START Data
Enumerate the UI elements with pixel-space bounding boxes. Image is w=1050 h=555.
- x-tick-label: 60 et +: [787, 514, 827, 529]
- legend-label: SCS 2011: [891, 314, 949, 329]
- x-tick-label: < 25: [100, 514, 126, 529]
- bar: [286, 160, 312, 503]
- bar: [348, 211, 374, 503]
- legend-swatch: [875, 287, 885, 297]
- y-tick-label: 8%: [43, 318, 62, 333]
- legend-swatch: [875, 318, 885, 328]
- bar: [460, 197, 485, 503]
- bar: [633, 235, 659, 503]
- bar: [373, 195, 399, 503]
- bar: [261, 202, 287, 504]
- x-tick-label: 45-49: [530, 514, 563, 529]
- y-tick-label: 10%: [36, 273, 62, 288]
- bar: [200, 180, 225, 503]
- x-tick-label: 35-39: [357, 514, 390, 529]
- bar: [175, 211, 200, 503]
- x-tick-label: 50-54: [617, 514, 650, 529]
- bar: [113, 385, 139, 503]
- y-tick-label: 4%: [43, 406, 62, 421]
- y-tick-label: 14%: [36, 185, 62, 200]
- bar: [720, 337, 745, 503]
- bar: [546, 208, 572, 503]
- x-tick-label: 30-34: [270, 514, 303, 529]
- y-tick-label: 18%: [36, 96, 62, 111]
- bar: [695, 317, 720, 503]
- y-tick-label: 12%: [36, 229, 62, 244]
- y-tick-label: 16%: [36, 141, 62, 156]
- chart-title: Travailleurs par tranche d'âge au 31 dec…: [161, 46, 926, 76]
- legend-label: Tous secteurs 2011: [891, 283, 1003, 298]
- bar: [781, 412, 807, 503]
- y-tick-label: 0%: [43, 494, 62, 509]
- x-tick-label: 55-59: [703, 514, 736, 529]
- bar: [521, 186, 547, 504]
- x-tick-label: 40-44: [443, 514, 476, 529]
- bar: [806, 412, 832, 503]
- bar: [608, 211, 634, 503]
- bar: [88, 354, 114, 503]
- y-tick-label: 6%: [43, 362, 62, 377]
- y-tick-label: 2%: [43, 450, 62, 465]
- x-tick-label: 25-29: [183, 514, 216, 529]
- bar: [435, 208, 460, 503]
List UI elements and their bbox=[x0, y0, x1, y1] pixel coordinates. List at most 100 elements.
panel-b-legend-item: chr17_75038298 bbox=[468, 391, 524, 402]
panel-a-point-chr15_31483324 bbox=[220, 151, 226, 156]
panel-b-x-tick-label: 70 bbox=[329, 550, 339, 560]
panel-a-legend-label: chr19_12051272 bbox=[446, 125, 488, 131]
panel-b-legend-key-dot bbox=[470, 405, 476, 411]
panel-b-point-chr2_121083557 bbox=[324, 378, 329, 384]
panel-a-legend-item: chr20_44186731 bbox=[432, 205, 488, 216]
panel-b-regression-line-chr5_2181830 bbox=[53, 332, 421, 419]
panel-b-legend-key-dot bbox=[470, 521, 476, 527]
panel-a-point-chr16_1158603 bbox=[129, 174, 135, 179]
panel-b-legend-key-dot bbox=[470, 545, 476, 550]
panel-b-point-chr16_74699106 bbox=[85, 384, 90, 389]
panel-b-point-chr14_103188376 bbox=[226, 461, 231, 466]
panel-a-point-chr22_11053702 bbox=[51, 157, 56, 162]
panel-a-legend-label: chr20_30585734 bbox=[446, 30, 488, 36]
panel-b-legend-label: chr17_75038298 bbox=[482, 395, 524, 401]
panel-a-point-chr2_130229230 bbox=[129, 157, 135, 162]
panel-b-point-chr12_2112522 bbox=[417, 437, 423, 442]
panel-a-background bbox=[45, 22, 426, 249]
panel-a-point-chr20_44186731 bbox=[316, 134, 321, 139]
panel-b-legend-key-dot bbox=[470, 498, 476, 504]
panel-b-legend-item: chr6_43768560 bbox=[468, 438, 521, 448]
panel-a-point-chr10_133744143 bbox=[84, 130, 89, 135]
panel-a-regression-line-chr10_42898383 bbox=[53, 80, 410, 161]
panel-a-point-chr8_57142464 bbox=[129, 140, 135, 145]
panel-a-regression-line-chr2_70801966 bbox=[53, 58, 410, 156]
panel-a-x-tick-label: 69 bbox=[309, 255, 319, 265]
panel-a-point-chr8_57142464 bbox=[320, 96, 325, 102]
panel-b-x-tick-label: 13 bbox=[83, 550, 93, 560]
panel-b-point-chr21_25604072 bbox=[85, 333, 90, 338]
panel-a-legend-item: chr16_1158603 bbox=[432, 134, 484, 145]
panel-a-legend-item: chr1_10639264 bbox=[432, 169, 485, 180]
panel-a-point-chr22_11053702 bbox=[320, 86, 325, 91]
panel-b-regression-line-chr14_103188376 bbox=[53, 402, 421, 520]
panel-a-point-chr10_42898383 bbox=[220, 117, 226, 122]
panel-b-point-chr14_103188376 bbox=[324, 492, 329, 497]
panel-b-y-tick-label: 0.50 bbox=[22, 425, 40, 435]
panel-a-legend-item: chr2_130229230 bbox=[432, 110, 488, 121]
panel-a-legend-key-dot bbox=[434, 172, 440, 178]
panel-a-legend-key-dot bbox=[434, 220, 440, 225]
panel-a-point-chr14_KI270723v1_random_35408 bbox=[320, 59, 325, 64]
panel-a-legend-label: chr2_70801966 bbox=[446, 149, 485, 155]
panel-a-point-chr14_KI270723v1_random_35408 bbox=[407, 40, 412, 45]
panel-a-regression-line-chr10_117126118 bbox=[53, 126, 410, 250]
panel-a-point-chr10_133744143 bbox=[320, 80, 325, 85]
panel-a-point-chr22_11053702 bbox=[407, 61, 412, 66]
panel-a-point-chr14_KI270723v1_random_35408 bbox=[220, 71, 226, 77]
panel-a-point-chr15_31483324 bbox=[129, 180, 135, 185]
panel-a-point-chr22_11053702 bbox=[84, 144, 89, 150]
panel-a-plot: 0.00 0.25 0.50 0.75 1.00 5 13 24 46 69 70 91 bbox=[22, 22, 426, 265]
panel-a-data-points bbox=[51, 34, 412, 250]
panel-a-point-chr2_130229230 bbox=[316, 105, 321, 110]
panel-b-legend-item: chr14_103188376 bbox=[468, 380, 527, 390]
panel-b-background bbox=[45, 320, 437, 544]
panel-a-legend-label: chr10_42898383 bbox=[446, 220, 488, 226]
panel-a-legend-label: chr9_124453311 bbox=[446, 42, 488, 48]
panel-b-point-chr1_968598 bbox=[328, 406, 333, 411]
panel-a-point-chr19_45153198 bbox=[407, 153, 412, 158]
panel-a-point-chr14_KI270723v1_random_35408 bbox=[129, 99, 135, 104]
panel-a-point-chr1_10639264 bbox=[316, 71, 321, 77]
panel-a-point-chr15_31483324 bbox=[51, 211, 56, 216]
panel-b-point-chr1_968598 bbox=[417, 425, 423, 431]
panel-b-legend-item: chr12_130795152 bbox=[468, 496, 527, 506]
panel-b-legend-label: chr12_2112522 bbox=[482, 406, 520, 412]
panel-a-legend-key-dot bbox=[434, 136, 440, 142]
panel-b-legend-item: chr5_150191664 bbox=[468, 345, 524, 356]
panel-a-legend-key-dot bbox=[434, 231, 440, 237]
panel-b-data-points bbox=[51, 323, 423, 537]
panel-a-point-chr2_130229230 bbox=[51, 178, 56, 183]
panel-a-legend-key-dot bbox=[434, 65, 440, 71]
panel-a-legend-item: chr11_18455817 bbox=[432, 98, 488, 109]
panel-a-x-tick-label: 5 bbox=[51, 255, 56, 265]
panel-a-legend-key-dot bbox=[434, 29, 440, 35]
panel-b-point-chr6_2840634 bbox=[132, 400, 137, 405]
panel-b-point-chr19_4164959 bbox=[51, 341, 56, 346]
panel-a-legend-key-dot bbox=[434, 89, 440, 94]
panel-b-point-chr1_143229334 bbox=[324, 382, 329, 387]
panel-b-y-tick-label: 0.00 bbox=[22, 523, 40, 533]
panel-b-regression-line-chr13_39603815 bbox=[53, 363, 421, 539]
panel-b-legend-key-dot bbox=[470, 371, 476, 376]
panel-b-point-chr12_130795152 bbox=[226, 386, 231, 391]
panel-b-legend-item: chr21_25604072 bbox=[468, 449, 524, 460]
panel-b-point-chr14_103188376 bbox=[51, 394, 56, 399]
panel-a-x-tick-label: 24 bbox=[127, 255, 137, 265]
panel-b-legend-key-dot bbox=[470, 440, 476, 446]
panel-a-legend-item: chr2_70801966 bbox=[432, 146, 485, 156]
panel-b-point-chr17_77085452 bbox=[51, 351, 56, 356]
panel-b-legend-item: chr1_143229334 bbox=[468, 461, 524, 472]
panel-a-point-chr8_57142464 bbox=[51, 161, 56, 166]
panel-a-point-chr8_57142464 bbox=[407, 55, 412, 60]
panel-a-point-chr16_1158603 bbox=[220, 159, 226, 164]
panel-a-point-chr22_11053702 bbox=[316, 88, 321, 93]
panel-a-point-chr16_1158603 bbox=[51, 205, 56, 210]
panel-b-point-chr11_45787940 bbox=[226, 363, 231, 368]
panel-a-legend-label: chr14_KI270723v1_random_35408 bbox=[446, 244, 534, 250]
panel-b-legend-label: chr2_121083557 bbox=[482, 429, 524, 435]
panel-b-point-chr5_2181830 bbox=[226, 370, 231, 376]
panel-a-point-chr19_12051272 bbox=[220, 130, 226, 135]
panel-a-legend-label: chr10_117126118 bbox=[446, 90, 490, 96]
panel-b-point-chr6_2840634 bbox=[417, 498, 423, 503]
END Data
Reproduce the lines from the first one through the line containing "- y-tick-label: 0%: [43, 494, 62, 509]", swapping "legend-swatch" for "legend-marker" and leaving everything else unchanged.

*Solution for this task*.
Enumerate the UI elements with pixel-space bounding boxes. Image is w=1050 h=555.
- x-tick-label: 60 et +: [787, 514, 827, 529]
- legend-label: SCS 2011: [891, 314, 949, 329]
- x-tick-label: < 25: [100, 514, 126, 529]
- bar: [286, 160, 312, 503]
- bar: [348, 211, 374, 503]
- legend-marker: [875, 287, 885, 297]
- y-tick-label: 8%: [43, 318, 62, 333]
- legend-marker: [875, 318, 885, 328]
- bar: [460, 197, 485, 503]
- bar: [633, 235, 659, 503]
- bar: [373, 195, 399, 503]
- bar: [261, 202, 287, 504]
- x-tick-label: 45-49: [530, 514, 563, 529]
- y-tick-label: 10%: [36, 273, 62, 288]
- bar: [200, 180, 225, 503]
- x-tick-label: 35-39: [357, 514, 390, 529]
- bar: [175, 211, 200, 503]
- x-tick-label: 50-54: [617, 514, 650, 529]
- bar: [113, 385, 139, 503]
- y-tick-label: 4%: [43, 406, 62, 421]
- y-tick-label: 14%: [36, 185, 62, 200]
- bar: [720, 337, 745, 503]
- bar: [546, 208, 572, 503]
- x-tick-label: 30-34: [270, 514, 303, 529]
- y-tick-label: 18%: [36, 96, 62, 111]
- bar: [695, 317, 720, 503]
- y-tick-label: 12%: [36, 229, 62, 244]
- y-tick-label: 16%: [36, 141, 62, 156]
- chart-title: Travailleurs par tranche d'âge au 31 dec…: [161, 46, 926, 76]
- legend-label: Tous secteurs 2011: [891, 283, 1003, 298]
- bar: [781, 412, 807, 503]
- y-tick-label: 0%: [43, 494, 62, 509]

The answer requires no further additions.